TASK TO CARRY OUT:
Lines containing the string "während" are to be collected in full.

________________________

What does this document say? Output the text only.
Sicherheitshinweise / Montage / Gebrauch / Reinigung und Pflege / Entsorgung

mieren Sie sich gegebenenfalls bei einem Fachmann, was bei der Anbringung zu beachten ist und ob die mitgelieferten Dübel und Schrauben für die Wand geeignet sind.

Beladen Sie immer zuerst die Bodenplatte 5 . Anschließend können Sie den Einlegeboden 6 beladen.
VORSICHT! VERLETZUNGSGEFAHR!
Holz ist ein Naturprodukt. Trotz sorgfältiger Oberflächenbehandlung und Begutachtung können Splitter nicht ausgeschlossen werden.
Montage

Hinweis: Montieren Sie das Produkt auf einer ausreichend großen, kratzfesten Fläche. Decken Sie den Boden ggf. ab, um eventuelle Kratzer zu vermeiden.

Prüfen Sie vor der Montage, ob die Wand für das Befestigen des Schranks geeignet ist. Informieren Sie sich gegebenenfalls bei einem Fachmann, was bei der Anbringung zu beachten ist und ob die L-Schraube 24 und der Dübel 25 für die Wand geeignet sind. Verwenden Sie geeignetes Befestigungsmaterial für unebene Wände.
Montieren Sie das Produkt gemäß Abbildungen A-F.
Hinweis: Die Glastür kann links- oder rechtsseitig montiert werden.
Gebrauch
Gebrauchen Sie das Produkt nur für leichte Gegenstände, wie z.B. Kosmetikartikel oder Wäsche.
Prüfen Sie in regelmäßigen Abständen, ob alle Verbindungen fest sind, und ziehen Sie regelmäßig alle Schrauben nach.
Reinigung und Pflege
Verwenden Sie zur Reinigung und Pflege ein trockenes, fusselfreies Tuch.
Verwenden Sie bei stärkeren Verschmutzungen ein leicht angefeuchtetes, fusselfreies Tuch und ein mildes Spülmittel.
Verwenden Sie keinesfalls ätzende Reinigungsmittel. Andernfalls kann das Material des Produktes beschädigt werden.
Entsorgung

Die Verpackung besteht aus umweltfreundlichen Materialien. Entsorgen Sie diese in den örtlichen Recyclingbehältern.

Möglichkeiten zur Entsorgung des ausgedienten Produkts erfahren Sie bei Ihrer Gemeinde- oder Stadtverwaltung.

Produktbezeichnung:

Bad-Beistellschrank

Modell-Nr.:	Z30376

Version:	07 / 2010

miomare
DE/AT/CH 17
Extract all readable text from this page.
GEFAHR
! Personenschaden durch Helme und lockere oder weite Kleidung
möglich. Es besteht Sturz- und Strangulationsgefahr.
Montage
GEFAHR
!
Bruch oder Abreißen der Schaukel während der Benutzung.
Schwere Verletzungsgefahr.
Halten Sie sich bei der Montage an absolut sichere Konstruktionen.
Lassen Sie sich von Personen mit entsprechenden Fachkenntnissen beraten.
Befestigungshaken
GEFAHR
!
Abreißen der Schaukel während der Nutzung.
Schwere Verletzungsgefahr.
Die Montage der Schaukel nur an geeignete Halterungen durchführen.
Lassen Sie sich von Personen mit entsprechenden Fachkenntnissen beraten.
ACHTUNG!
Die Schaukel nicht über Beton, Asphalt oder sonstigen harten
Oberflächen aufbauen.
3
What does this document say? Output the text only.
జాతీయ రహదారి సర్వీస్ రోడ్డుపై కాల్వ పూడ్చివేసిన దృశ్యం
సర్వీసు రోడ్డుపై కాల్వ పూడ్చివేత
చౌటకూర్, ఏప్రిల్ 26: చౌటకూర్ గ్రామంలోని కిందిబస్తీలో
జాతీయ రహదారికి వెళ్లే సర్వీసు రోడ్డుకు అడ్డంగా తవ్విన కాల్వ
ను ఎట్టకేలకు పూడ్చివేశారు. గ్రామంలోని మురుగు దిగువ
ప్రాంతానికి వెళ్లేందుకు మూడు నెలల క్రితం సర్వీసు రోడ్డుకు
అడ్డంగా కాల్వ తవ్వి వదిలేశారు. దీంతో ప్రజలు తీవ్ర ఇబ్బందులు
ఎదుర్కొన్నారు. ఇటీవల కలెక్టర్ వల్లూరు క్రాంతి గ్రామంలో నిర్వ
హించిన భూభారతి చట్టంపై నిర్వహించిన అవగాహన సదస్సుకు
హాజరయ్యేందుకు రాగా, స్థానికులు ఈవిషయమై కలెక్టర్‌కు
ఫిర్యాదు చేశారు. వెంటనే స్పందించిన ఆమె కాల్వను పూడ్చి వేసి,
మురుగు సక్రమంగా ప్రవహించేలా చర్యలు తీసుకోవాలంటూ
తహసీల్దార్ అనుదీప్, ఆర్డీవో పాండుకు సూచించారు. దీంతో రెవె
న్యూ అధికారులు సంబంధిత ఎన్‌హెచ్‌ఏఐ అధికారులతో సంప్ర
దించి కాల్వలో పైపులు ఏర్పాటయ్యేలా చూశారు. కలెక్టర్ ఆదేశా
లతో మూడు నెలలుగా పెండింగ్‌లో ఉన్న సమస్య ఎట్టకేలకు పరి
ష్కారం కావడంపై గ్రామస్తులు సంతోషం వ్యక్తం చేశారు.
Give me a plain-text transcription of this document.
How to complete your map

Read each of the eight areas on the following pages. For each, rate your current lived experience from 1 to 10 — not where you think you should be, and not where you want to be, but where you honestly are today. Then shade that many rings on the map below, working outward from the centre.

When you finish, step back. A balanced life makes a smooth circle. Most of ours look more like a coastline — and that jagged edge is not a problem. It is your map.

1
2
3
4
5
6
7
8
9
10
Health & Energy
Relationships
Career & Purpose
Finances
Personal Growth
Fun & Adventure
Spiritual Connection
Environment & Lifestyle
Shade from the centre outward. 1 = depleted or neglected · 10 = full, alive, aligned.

________________________

EXERCISE OUTPUT:
Bruch oder Abreißen der Schaukel während der Benutzung.
Abreißen der Schaukel während der Nutzung.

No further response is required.